Figure contents as structured data
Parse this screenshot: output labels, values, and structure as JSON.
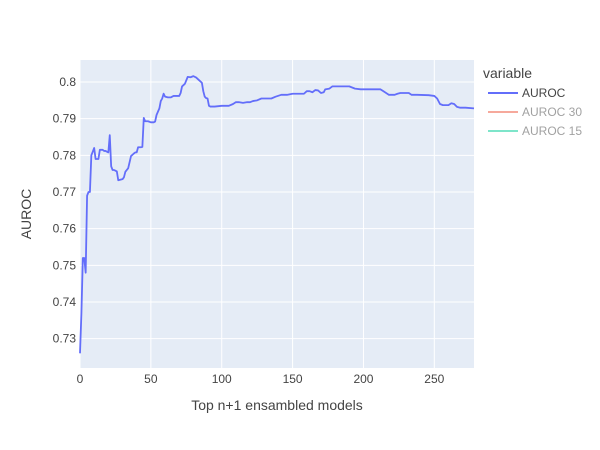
{
  "chart_data": {
    "type": "line",
    "xlabel": "Top n+1 ensambled models",
    "ylabel": "AUROC",
    "xlim": [
      0,
      278
    ],
    "ylim": [
      0.722,
      0.806
    ],
    "x_ticks": [
      0,
      50,
      100,
      150,
      200,
      250
    ],
    "x_tick_labels": [
      "0",
      "50",
      "100",
      "150",
      "200",
      "250"
    ],
    "y_ticks": [
      0.73,
      0.74,
      0.75,
      0.76,
      0.77,
      0.78,
      0.79,
      0.8
    ],
    "y_tick_labels": [
      "0.73",
      "0.74",
      "0.75",
      "0.76",
      "0.77",
      "0.78",
      "0.79",
      "0.8"
    ],
    "grid": true,
    "plot_background": "#e5ecf6",
    "legend": {
      "title": "variable",
      "position": "right",
      "entries": [
        {
          "name": "AUROC",
          "color": "#636efa",
          "visible": true
        },
        {
          "name": "AUROC 30",
          "color": "#ef553b",
          "visible": false
        },
        {
          "name": "AUROC 15",
          "color": "#00cc96",
          "visible": false
        }
      ]
    },
    "series": [
      {
        "name": "AUROC",
        "color": "#636efa",
        "points": [
          [
            0,
            0.726
          ],
          [
            1,
            0.737
          ],
          [
            2,
            0.752
          ],
          [
            3,
            0.752
          ],
          [
            4,
            0.748
          ],
          [
            5,
            0.769
          ],
          [
            6,
            0.77
          ],
          [
            7,
            0.77
          ],
          [
            8,
            0.78
          ],
          [
            9,
            0.781
          ],
          [
            10,
            0.782
          ],
          [
            11,
            0.779
          ],
          [
            12,
            0.779
          ],
          [
            13,
            0.779
          ],
          [
            14,
            0.7815
          ],
          [
            15,
            0.7815
          ],
          [
            16,
            0.7815
          ],
          [
            17,
            0.7812
          ],
          [
            18,
            0.7812
          ],
          [
            19,
            0.781
          ],
          [
            20,
            0.7808
          ],
          [
            21,
            0.7855
          ],
          [
            22,
            0.777
          ],
          [
            23,
            0.776
          ],
          [
            24,
            0.776
          ],
          [
            25,
            0.7758
          ],
          [
            26,
            0.7756
          ],
          [
            27,
            0.7732
          ],
          [
            28,
            0.7733
          ],
          [
            30,
            0.7735
          ],
          [
            31,
            0.774
          ],
          [
            32,
            0.7755
          ],
          [
            34,
            0.7765
          ],
          [
            36,
            0.7798
          ],
          [
            38,
            0.7805
          ],
          [
            39,
            0.7808
          ],
          [
            40,
            0.7808
          ],
          [
            41,
            0.7822
          ],
          [
            43,
            0.7822
          ],
          [
            44,
            0.7823
          ],
          [
            45,
            0.7902
          ],
          [
            46,
            0.7893
          ],
          [
            48,
            0.7893
          ],
          [
            50,
            0.789
          ],
          [
            52,
            0.789
          ],
          [
            53,
            0.7892
          ],
          [
            54,
            0.791
          ],
          [
            56,
            0.7928
          ],
          [
            57,
            0.7948
          ],
          [
            58,
            0.7955
          ],
          [
            59,
            0.7968
          ],
          [
            60,
            0.796
          ],
          [
            62,
            0.7958
          ],
          [
            64,
            0.7958
          ],
          [
            66,
            0.7962
          ],
          [
            68,
            0.7962
          ],
          [
            70,
            0.7962
          ],
          [
            71,
            0.797
          ],
          [
            72,
            0.7988
          ],
          [
            74,
            0.7995
          ],
          [
            76,
            0.8014
          ],
          [
            78,
            0.8013
          ],
          [
            80,
            0.8016
          ],
          [
            82,
            0.8012
          ],
          [
            84,
            0.8005
          ],
          [
            86,
            0.7998
          ],
          [
            87,
            0.7975
          ],
          [
            88,
            0.796
          ],
          [
            89,
            0.7956
          ],
          [
            90,
            0.7955
          ],
          [
            91,
            0.7935
          ],
          [
            92,
            0.7933
          ],
          [
            95,
            0.7933
          ],
          [
            100,
            0.7935
          ],
          [
            105,
            0.7935
          ],
          [
            108,
            0.794
          ],
          [
            110,
            0.7945
          ],
          [
            112,
            0.7945
          ],
          [
            115,
            0.7943
          ],
          [
            118,
            0.7945
          ],
          [
            120,
            0.7945
          ],
          [
            122,
            0.7948
          ],
          [
            125,
            0.795
          ],
          [
            128,
            0.7955
          ],
          [
            132,
            0.7955
          ],
          [
            135,
            0.7955
          ],
          [
            138,
            0.796
          ],
          [
            142,
            0.7965
          ],
          [
            146,
            0.7965
          ],
          [
            150,
            0.7968
          ],
          [
            158,
            0.7968
          ],
          [
            160,
            0.7975
          ],
          [
            162,
            0.7975
          ],
          [
            164,
            0.7972
          ],
          [
            166,
            0.7978
          ],
          [
            168,
            0.7977
          ],
          [
            170,
            0.797
          ],
          [
            172,
            0.7972
          ],
          [
            173,
            0.798
          ],
          [
            176,
            0.7982
          ],
          [
            178,
            0.7988
          ],
          [
            182,
            0.7988
          ],
          [
            186,
            0.7988
          ],
          [
            190,
            0.7988
          ],
          [
            192,
            0.7985
          ],
          [
            194,
            0.7982
          ],
          [
            198,
            0.798
          ],
          [
            205,
            0.798
          ],
          [
            212,
            0.798
          ],
          [
            214,
            0.7975
          ],
          [
            216,
            0.797
          ],
          [
            218,
            0.7965
          ],
          [
            222,
            0.7965
          ],
          [
            224,
            0.7968
          ],
          [
            226,
            0.797
          ],
          [
            232,
            0.797
          ],
          [
            234,
            0.7965
          ],
          [
            238,
            0.7965
          ],
          [
            246,
            0.7964
          ],
          [
            250,
            0.7962
          ],
          [
            252,
            0.7955
          ],
          [
            254,
            0.794
          ],
          [
            256,
            0.7937
          ],
          [
            260,
            0.7937
          ],
          [
            262,
            0.7942
          ],
          [
            264,
            0.794
          ],
          [
            266,
            0.7932
          ],
          [
            268,
            0.793
          ],
          [
            272,
            0.793
          ],
          [
            278,
            0.7928
          ]
        ]
      }
    ]
  }
}
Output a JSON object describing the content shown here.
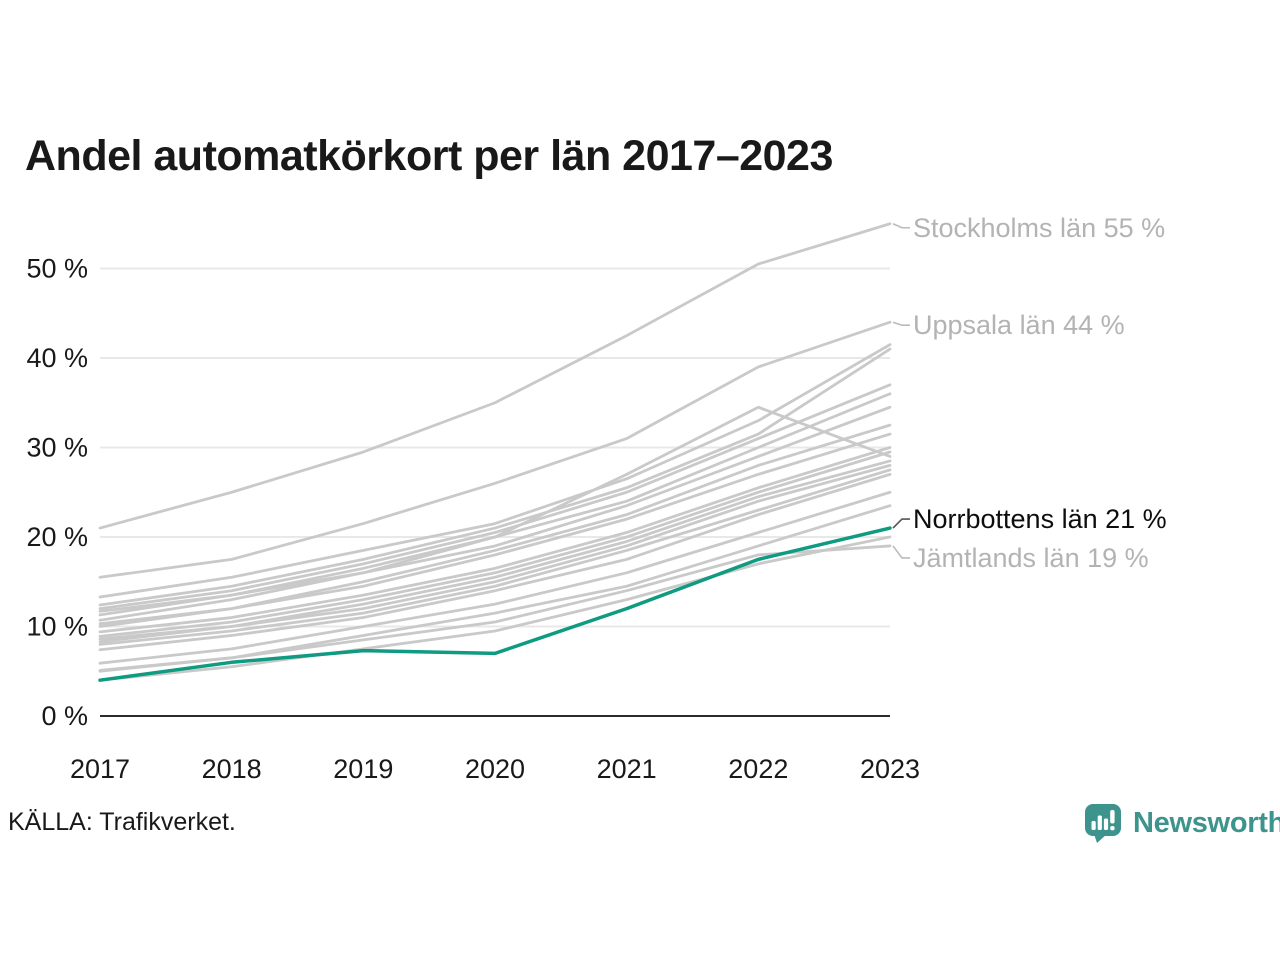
{
  "page": {
    "title": "Andel automatkörkort per län 2017–2023",
    "source": "KÄLLA: Trafikverket."
  },
  "branding": {
    "name": "Newsworthy",
    "brand_color": "#3d948c"
  },
  "colors": {
    "highlight_line": "#0f9a82",
    "gray_line": "#c9c9c9",
    "grid_line": "#e8e8e8",
    "axis_line": "#2b2b2b",
    "tick_text": "#191919",
    "muted_label": "#b3b3b3",
    "dark_label": "#0d0d0d",
    "connector_muted": "#bbbbbb",
    "connector_dark": "#555555"
  },
  "chart_data": {
    "type": "line",
    "title": "Andel automatkörkort per län 2017–2023",
    "xlabel": "",
    "ylabel": "",
    "x": [
      2017,
      2018,
      2019,
      2020,
      2021,
      2022,
      2023
    ],
    "x_tick_labels": [
      "2017",
      "2018",
      "2019",
      "2020",
      "2021",
      "2022",
      "2023"
    ],
    "y_ticks": [
      0,
      10,
      20,
      30,
      40,
      50
    ],
    "y_tick_labels": [
      "0 %",
      "10 %",
      "20 %",
      "30 %",
      "40 %",
      "50 %"
    ],
    "ylim": [
      0,
      57
    ],
    "grid": "horizontal",
    "legend_position": "right-edge-annotations",
    "series": [
      {
        "name": "Stockholms län",
        "highlight": false,
        "values": [
          21,
          25,
          29.5,
          35,
          42.5,
          50.5,
          55
        ]
      },
      {
        "name": "Uppsala län",
        "highlight": false,
        "values": [
          15.5,
          17.5,
          21.5,
          26,
          31,
          39,
          44
        ]
      },
      {
        "name": "",
        "highlight": false,
        "values": [
          13.3,
          15.5,
          18.5,
          21.5,
          26.5,
          33,
          41.5
        ]
      },
      {
        "name": "",
        "highlight": false,
        "values": [
          12.4,
          14.5,
          17.5,
          21,
          25.5,
          31.5,
          41
        ]
      },
      {
        "name": "",
        "highlight": false,
        "values": [
          12,
          14,
          17,
          20.5,
          25,
          31,
          37
        ]
      },
      {
        "name": "",
        "highlight": false,
        "values": [
          11.7,
          13.5,
          16.5,
          20,
          24,
          30,
          36
        ]
      },
      {
        "name": "",
        "highlight": false,
        "values": [
          10.7,
          13,
          16,
          20,
          27,
          34.5,
          29
        ]
      },
      {
        "name": "",
        "highlight": false,
        "values": [
          11.3,
          13.5,
          16,
          19,
          23.5,
          29,
          34.5
        ]
      },
      {
        "name": "",
        "highlight": false,
        "values": [
          10.3,
          12,
          15,
          18.5,
          22.5,
          28,
          32.5
        ]
      },
      {
        "name": "",
        "highlight": false,
        "values": [
          10,
          12,
          14.5,
          18,
          22,
          27,
          31.5
        ]
      },
      {
        "name": "",
        "highlight": false,
        "values": [
          9.4,
          11,
          13.5,
          16.5,
          20.5,
          25.5,
          30
        ]
      },
      {
        "name": "",
        "highlight": false,
        "values": [
          8.9,
          10.5,
          13,
          16,
          20,
          25,
          29.5
        ]
      },
      {
        "name": "",
        "highlight": false,
        "values": [
          8.6,
          10,
          12.5,
          15.5,
          19.5,
          24.5,
          28.5
        ]
      },
      {
        "name": "",
        "highlight": false,
        "values": [
          8.3,
          10,
          12,
          15,
          19,
          24,
          28
        ]
      },
      {
        "name": "",
        "highlight": false,
        "values": [
          8,
          9.5,
          11.5,
          14.5,
          18.5,
          23,
          27.5
        ]
      },
      {
        "name": "",
        "highlight": false,
        "values": [
          7.4,
          9,
          11,
          14,
          17.5,
          22.5,
          27
        ]
      },
      {
        "name": "",
        "highlight": false,
        "values": [
          5.9,
          7.5,
          10,
          12.5,
          16,
          20.5,
          25
        ]
      },
      {
        "name": "",
        "highlight": false,
        "values": [
          5.1,
          6.5,
          9,
          11.5,
          14.5,
          19,
          23.5
        ]
      },
      {
        "name": "",
        "highlight": false,
        "values": [
          4,
          5.5,
          7.5,
          9.5,
          13,
          17,
          20
        ]
      },
      {
        "name": "Jämtlands län",
        "highlight": false,
        "values": [
          5,
          6.5,
          8.5,
          10.5,
          14,
          18,
          19
        ]
      },
      {
        "name": "Norrbottens län",
        "highlight": true,
        "values": [
          4,
          6,
          7.3,
          7,
          12,
          17.5,
          21
        ]
      }
    ],
    "annotations": [
      {
        "text": "Stockholms län 55 %",
        "value": 55,
        "style": "muted"
      },
      {
        "text": "Uppsala län 44 %",
        "value": 44,
        "style": "muted"
      },
      {
        "text": "Norrbottens län 21 %",
        "value": 21,
        "style": "emphasis"
      },
      {
        "text": "Jämtlands län 19 %",
        "value": 19,
        "style": "muted"
      }
    ]
  }
}
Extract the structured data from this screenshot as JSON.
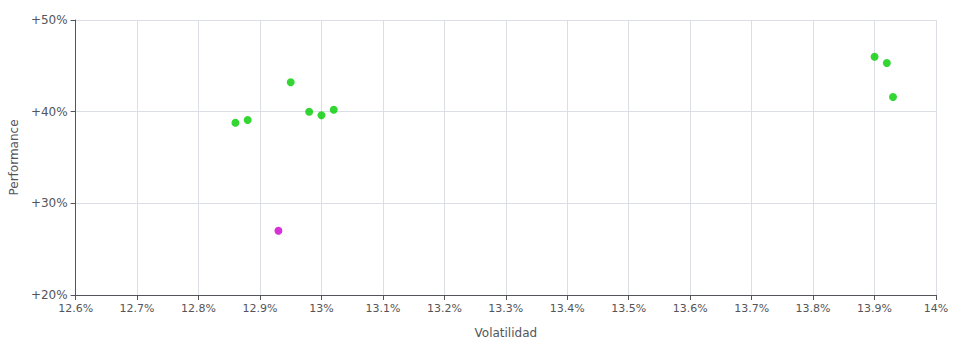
{
  "chart_data": {
    "type": "scatter",
    "xlabel": "Volatilidad",
    "ylabel": "Performance",
    "xlim": [
      0.126,
      0.14
    ],
    "ylim": [
      0.2,
      0.5
    ],
    "xticks": [
      {
        "value": 0.126,
        "label": "12.6%"
      },
      {
        "value": 0.127,
        "label": "12.7%"
      },
      {
        "value": 0.128,
        "label": "12.8%"
      },
      {
        "value": 0.129,
        "label": "12.9%"
      },
      {
        "value": 0.13,
        "label": "13%"
      },
      {
        "value": 0.131,
        "label": "13.1%"
      },
      {
        "value": 0.132,
        "label": "13.2%"
      },
      {
        "value": 0.133,
        "label": "13.3%"
      },
      {
        "value": 0.134,
        "label": "13.4%"
      },
      {
        "value": 0.135,
        "label": "13.5%"
      },
      {
        "value": 0.136,
        "label": "13.6%"
      },
      {
        "value": 0.137,
        "label": "13.7%"
      },
      {
        "value": 0.138,
        "label": "13.8%"
      },
      {
        "value": 0.139,
        "label": "13.9%"
      },
      {
        "value": 0.14,
        "label": "14%"
      }
    ],
    "yticks": [
      {
        "value": 0.2,
        "label": "+20%"
      },
      {
        "value": 0.3,
        "label": "+30%"
      },
      {
        "value": 0.4,
        "label": "+40%"
      },
      {
        "value": 0.5,
        "label": "+50%"
      }
    ],
    "grid": true,
    "series": [
      {
        "color": "#00cc00",
        "x": [
          0.1286,
          0.1288,
          0.1295,
          0.1298,
          0.13,
          0.1302,
          0.139,
          0.1392,
          0.1393
        ],
        "values": [
          0.388,
          0.391,
          0.432,
          0.4,
          0.396,
          0.402,
          0.46,
          0.453,
          0.416
        ]
      },
      {
        "color": "#cc00cc",
        "x": [
          0.1293
        ],
        "values": [
          0.27
        ]
      }
    ]
  }
}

• What you need to do:
Look through the entries above and report the number of lines that contain "Stockholms". Write only the number.

• Exercise result:
2